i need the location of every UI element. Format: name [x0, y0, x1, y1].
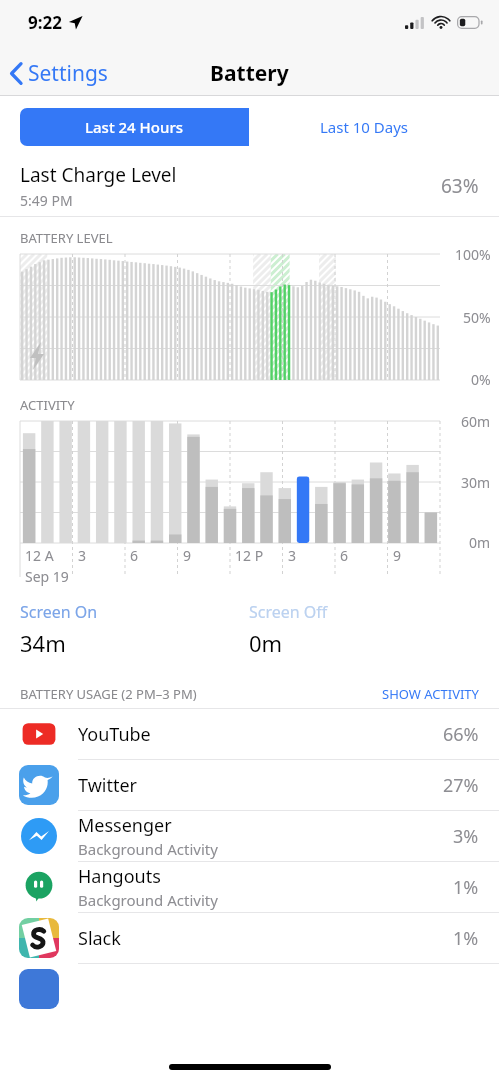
staticText: BATTERY USAGE (2 PM–3 PM) — [20, 685, 197, 703]
staticText: BATTERY LEVEL — [20, 229, 113, 247]
button[interactable]: App — [0, 964, 499, 1014]
staticText: 12 P — [235, 546, 264, 565]
staticText: 50% — [463, 308, 491, 327]
other: Hangouts — [19, 867, 59, 907]
staticText: 3% — [453, 824, 479, 849]
staticText: 0m — [249, 628, 283, 658]
staticText: YouTube — [78, 722, 151, 747]
staticText: SHOW ACTIVITY — [382, 685, 479, 703]
staticText: 1% — [453, 926, 479, 951]
other: Twitter — [19, 765, 59, 805]
staticText: Battery — [210, 59, 289, 88]
button[interactable]: Screen On — [20, 601, 249, 658]
staticText: 6 — [340, 546, 349, 565]
staticText: 100% — [455, 245, 491, 264]
staticText: 60m — [461, 412, 491, 431]
staticText: Slack — [78, 926, 121, 951]
button[interactable]: Hangouts — [0, 862, 499, 912]
staticText: 0m — [469, 533, 491, 552]
staticText: 3 — [78, 546, 87, 565]
staticText: ACTIVITY — [20, 396, 75, 414]
button[interactable]: Last Charge Level — [0, 156, 499, 216]
staticText: 6 — [130, 546, 139, 565]
staticText: 27% — [443, 773, 479, 798]
button[interactable]: Last 10 Days — [249, 108, 479, 146]
staticText: 5:49 PM — [20, 191, 73, 210]
staticText: Twitter — [78, 773, 138, 798]
staticText: Screen On — [20, 601, 98, 623]
staticText: 9 — [183, 546, 192, 565]
button[interactable]: SHOW ACTIVITY — [382, 685, 499, 703]
staticText: 30m — [461, 473, 491, 492]
button[interactable]: Slack — [0, 913, 499, 963]
other: YouTube — [19, 714, 59, 754]
button[interactable]: Last 24 Hours — [20, 108, 249, 146]
staticText: 12 A — [25, 546, 54, 565]
staticText: 9 — [393, 546, 402, 565]
staticText: 66% — [443, 722, 479, 747]
staticText: Background Activity — [78, 890, 218, 910]
button[interactable]: Twitter — [0, 760, 499, 810]
staticText: Background Activity — [78, 839, 218, 859]
staticText: Messenger — [78, 813, 172, 838]
staticText: Last 24 Hours — [85, 117, 184, 137]
other: Messenger — [19, 816, 59, 856]
staticText: 0% — [471, 370, 491, 389]
staticText: Hangouts — [78, 864, 161, 889]
staticText: 1% — [453, 875, 479, 900]
button[interactable]: Screen Off — [249, 601, 479, 658]
staticText: Last Charge Level — [20, 162, 177, 188]
button[interactable]: YouTube — [0, 709, 499, 759]
staticText: 3 — [288, 546, 297, 565]
staticText: Last 10 Days — [320, 117, 409, 137]
staticText: Sep 19 — [25, 567, 69, 586]
button[interactable]: Settings — [0, 53, 118, 94]
other: Slack — [19, 918, 59, 958]
staticText: 34m — [20, 628, 66, 658]
staticText: 9:22 — [28, 11, 62, 34]
staticText: 63% — [441, 173, 479, 199]
staticText: Screen Off — [249, 601, 328, 623]
staticText: Settings — [28, 59, 108, 88]
other: App — [19, 969, 59, 1009]
button[interactable]: Messenger — [0, 811, 499, 861]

### [Problem]
Write out the listing as a numbered list. Start at the line containing "staticText: BATTERY USAGE", end with the line containing "staticText: 9 — [393, 546, 402, 565]", and omit any blank lines.

### [Response to this task]
1. staticText: BATTERY USAGE (2 PM–3 PM) — [20, 685, 197, 703]
2. staticText: BATTERY LEVEL — [20, 229, 113, 247]
3. button[interactable]: App — [0, 964, 499, 1014]
4. staticText: 12 P — [235, 546, 264, 565]
5. staticText: 50% — [463, 308, 491, 327]
6. other: Hangouts — [19, 867, 59, 907]
7. staticText: 3% — [453, 824, 479, 849]
8. staticText: 0m — [249, 628, 283, 658]
9. staticText: YouTube — [78, 722, 151, 747]
10. staticText: SHOW ACTIVITY — [382, 685, 479, 703]
11. staticText: 1% — [453, 926, 479, 951]
12. other: Twitter — [19, 765, 59, 805]
13. staticText: Battery — [210, 59, 289, 88]
14. button[interactable]: Screen On — [20, 601, 249, 658]
15. staticText: 6 — [340, 546, 349, 565]
16. staticText: 100% — [455, 245, 491, 264]
17. staticText: 60m — [461, 412, 491, 431]
18. staticText: Slack — [78, 926, 121, 951]
19. button[interactable]: Hangouts — [0, 862, 499, 912]
20. staticText: 0m — [469, 533, 491, 552]
21. staticText: 3 — [78, 546, 87, 565]
22. staticText: ACTIVITY — [20, 396, 75, 414]
23. button[interactable]: Last Charge Level — [0, 156, 499, 216]
24. staticText: 6 — [130, 546, 139, 565]
25. staticText: 27% — [443, 773, 479, 798]
26. button[interactable]: Last 10 Days — [249, 108, 479, 146]
27. staticText: 5:49 PM — [20, 191, 73, 210]
28. staticText: Twitter — [78, 773, 138, 798]
29. staticText: Screen On — [20, 601, 98, 623]
30. staticText: 9 — [183, 546, 192, 565]
31. button[interactable]: SHOW ACTIVITY — [382, 685, 499, 703]
32. staticText: 30m — [461, 473, 491, 492]
33. button[interactable]: Slack — [0, 913, 499, 963]
34. other: YouTube — [19, 714, 59, 754]
35. button[interactable]: Last 24 Hours — [20, 108, 249, 146]
36. staticText: 12 A — [25, 546, 54, 565]
37. staticText: 9 — [393, 546, 402, 565]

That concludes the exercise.